## AIM
Copy the lines between the one holding "signal-bars-icon <box>118 586 141 604</box>" and the one holding "profile-dialog-1: Profile ×", inclusive, without any changes.

Boxed element entries:
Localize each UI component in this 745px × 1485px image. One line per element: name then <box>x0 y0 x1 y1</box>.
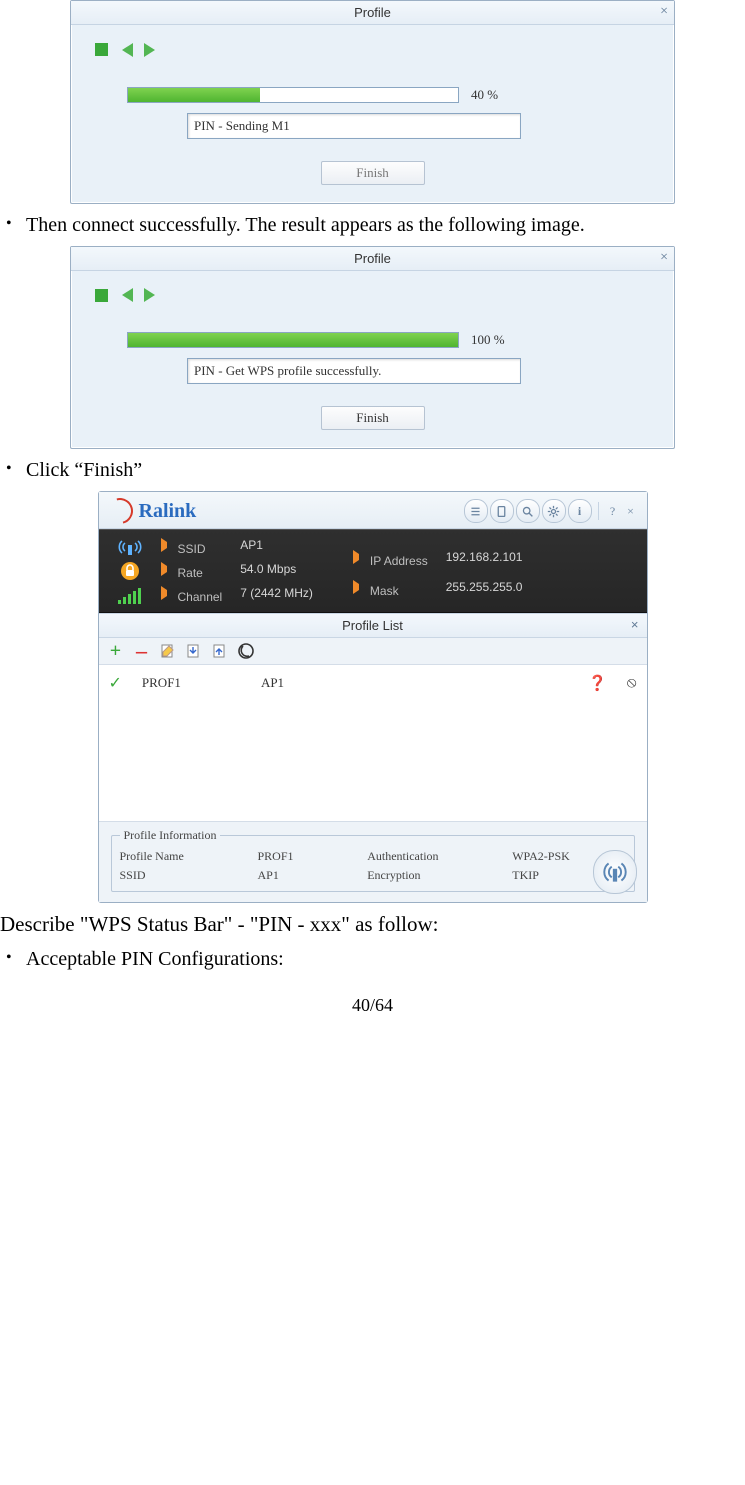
signal-bars-icon <box>118 586 141 604</box>
close-icon[interactable]: × <box>660 250 668 266</box>
profile-list[interactable]: ✓ PROF1 AP1 ❓ ⦸ <box>99 665 647 822</box>
add-icon[interactable]: + <box>107 642 125 660</box>
status-field <box>187 113 521 139</box>
profile-ssid-label: SSID <box>120 868 240 883</box>
body-text: Describe "WPS Status Bar" - "PIN - xxx" … <box>0 911 745 938</box>
separator <box>598 502 599 520</box>
brand-text: Ralink <box>139 500 197 523</box>
search-icon[interactable] <box>516 499 540 523</box>
progress-bar <box>127 87 459 103</box>
connection-status-panel: SSID AP1 Rate 54.0 Mbps Channel 7 (2442 MHz… <box>99 529 647 613</box>
progress-bar <box>127 332 459 348</box>
auth-label: Authentication <box>367 849 494 864</box>
ralink-logo: Ralink <box>107 498 197 524</box>
help-icon[interactable]: ? <box>605 500 621 522</box>
gear-icon[interactable] <box>542 499 566 523</box>
profile-list-title: Profile List × <box>99 613 647 638</box>
mask-value: 255.255.255.0 <box>446 580 523 604</box>
profile-list-title-text: Profile List <box>342 618 403 633</box>
profile-name-label: Profile Name <box>120 849 240 864</box>
wps-indicator-icon: ❓ <box>588 674 607 693</box>
profile-info-legend: Profile Information <box>120 828 221 843</box>
rate-value: 54.0 Mbps <box>240 562 313 580</box>
profile-name-value: PROF1 <box>258 849 350 864</box>
forward-icon[interactable] <box>144 288 155 302</box>
logo-icon <box>102 493 138 529</box>
dialog-toolbar <box>87 281 658 305</box>
back-icon[interactable] <box>122 43 133 57</box>
secure-indicator-icon: ⦸ <box>627 674 637 692</box>
stop-icon[interactable] <box>95 43 108 56</box>
wifi-badge-icon[interactable] <box>593 850 637 894</box>
profile-row[interactable]: ✓ PROF1 AP1 ❓ ⦸ <box>109 673 637 693</box>
progress-percent: 40 % <box>471 87 498 103</box>
mask-label: Mask <box>353 580 428 604</box>
remove-icon[interactable]: – <box>133 642 151 660</box>
bullet-text: Click “Finish” <box>0 457 745 483</box>
profile-dialog-1: Profile × 40 % Finish <box>70 0 675 204</box>
dialog-title: Profile × <box>71 1 674 25</box>
list-icon[interactable] <box>464 499 488 523</box>
profile-ssid-value: AP1 <box>258 868 350 883</box>
dialog-toolbar <box>87 35 658 59</box>
progress-fill <box>128 88 260 102</box>
export-icon[interactable] <box>211 642 229 660</box>
profile-name: PROF1 <box>142 675 181 691</box>
wps-icon[interactable] <box>237 642 255 660</box>
bullet-text: Then connect successfully. The result ap… <box>0 212 745 238</box>
status-field <box>187 358 521 384</box>
check-icon: ✓ <box>109 673 122 693</box>
page-icon[interactable] <box>490 499 514 523</box>
ssid-label: SSID <box>161 538 223 556</box>
close-icon[interactable]: × <box>623 500 639 522</box>
encryption-label: Encryption <box>367 868 494 883</box>
ip-label: IP Address <box>353 550 428 574</box>
profile-list-toolbar: + – <box>99 638 647 665</box>
close-icon[interactable]: × <box>631 617 639 632</box>
page-number: 40/64 <box>0 994 745 1017</box>
lock-icon <box>119 560 141 582</box>
rate-label: Rate <box>161 562 223 580</box>
ip-value: 192.168.2.101 <box>446 550 523 574</box>
dialog-title-text: Profile <box>354 251 391 266</box>
profile-dialog-2: Profile × 100 % Finish <box>70 246 675 450</box>
profile-information: Profile Information Profile Name PROF1 A… <box>99 822 647 902</box>
antenna-icon <box>116 538 144 556</box>
forward-icon[interactable] <box>144 43 155 57</box>
dialog-title-text: Profile <box>354 5 391 20</box>
back-icon[interactable] <box>122 288 133 302</box>
bullet-text: Acceptable PIN Configurations: <box>0 946 745 972</box>
channel-label: Channel <box>161 586 223 604</box>
finish-button[interactable]: Finish <box>321 406 425 430</box>
progress-fill <box>128 333 458 347</box>
stop-icon[interactable] <box>95 289 108 302</box>
progress-percent: 100 % <box>471 332 505 348</box>
dialog-title: Profile × <box>71 247 674 271</box>
ralink-window: Ralink i ? × SSID AP1 <box>98 491 648 903</box>
import-icon[interactable] <box>185 642 203 660</box>
info-icon[interactable]: i <box>568 499 592 523</box>
finish-button[interactable]: Finish <box>321 161 425 185</box>
channel-value: 7 (2442 MHz) <box>240 586 313 604</box>
profile-ssid: AP1 <box>261 675 284 691</box>
close-icon[interactable]: × <box>660 4 668 20</box>
ssid-value: AP1 <box>240 538 313 556</box>
edit-icon[interactable] <box>159 642 177 660</box>
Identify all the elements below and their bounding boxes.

## ANSWER TO THIS EXERCISE
signal-bars-icon <box>118 586 141 604</box>
close-icon[interactable]: × <box>660 250 668 266</box>
profile-list[interactable]: ✓ PROF1 AP1 ❓ ⦸ <box>99 665 647 822</box>
add-icon[interactable]: + <box>107 642 125 660</box>
status-field <box>187 113 521 139</box>
profile-ssid-label: SSID <box>120 868 240 883</box>
body-text: Describe "WPS Status Bar" - "PIN - xxx" … <box>0 911 745 938</box>
separator <box>598 502 599 520</box>
brand-text: Ralink <box>139 500 197 523</box>
search-icon[interactable] <box>516 499 540 523</box>
progress-bar <box>127 87 459 103</box>
connection-status-panel: SSID AP1 Rate 54.0 Mbps Channel 7 (2442 MHz… <box>99 529 647 613</box>
progress-bar <box>127 332 459 348</box>
auth-label: Authentication <box>367 849 494 864</box>
ralink-logo: Ralink <box>107 498 197 524</box>
help-icon[interactable]: ? <box>605 500 621 522</box>
gear-icon[interactable] <box>542 499 566 523</box>
profile-list-title: Profile List × <box>99 613 647 638</box>
mask-value: 255.255.255.0 <box>446 580 523 604</box>
profile-list-title-text: Profile List <box>342 618 403 633</box>
profile-name-label: Profile Name <box>120 849 240 864</box>
wps-indicator-icon: ❓ <box>588 674 607 693</box>
profile-info-legend: Profile Information <box>120 828 221 843</box>
rate-value: 54.0 Mbps <box>240 562 313 580</box>
profile-name-value: PROF1 <box>258 849 350 864</box>
forward-icon[interactable] <box>144 288 155 302</box>
logo-icon <box>102 493 138 529</box>
dialog-toolbar <box>87 281 658 305</box>
back-icon[interactable] <box>122 43 133 57</box>
secure-indicator-icon: ⦸ <box>627 674 637 692</box>
stop-icon[interactable] <box>95 43 108 56</box>
wifi-badge-icon[interactable] <box>593 850 637 894</box>
profile-row[interactable]: ✓ PROF1 AP1 ❓ ⦸ <box>109 673 637 693</box>
progress-percent: 40 % <box>471 87 498 103</box>
mask-label: Mask <box>353 580 428 604</box>
remove-icon[interactable]: – <box>133 642 151 660</box>
bullet-text: Click “Finish” <box>0 457 745 483</box>
profile-dialog-1: Profile × 40 % Finish <box>70 0 675 204</box>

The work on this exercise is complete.